• AIM OF THE TASK
Locate each line containing the string "Leszno" and copy it out.

Start of DATA TO PROCESS

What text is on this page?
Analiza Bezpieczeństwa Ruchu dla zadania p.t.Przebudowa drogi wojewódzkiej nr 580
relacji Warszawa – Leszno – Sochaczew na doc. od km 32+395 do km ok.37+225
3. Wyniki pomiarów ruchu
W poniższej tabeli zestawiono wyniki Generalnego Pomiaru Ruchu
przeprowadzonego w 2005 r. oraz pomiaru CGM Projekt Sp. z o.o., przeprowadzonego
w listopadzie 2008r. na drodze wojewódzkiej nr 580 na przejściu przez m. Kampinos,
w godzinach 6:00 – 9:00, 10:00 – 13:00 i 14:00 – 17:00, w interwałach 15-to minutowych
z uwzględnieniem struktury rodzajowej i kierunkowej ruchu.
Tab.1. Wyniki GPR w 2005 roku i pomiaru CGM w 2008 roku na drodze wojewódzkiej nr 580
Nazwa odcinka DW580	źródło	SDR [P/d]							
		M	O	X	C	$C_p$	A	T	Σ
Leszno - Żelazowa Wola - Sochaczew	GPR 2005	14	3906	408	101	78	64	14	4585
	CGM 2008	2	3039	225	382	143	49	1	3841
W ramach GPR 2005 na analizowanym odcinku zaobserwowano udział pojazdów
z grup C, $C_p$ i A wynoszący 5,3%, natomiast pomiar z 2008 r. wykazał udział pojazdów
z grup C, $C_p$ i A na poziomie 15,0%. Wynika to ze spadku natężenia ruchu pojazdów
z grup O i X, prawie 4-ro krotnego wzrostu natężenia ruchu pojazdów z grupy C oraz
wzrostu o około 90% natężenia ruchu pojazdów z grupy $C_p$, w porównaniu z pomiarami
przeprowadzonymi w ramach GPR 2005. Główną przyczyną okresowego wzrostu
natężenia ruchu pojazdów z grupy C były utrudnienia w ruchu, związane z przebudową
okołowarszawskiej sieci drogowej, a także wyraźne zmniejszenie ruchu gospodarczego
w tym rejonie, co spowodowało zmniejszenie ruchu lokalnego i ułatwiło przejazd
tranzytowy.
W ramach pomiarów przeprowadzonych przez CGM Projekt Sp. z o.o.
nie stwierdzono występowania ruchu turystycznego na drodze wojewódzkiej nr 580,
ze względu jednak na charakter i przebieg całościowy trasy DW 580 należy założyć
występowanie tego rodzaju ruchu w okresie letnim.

End of DATA TO PROCESS

• COMPLETED TASK
relacji Warszawa – Leszno – Sochaczew na doc. od km 32+395 do km ok.37+225
Leszno - Żelazowa Wola - Sochaczew	GPR 2005	14	3906	408	101	78	64	14	4585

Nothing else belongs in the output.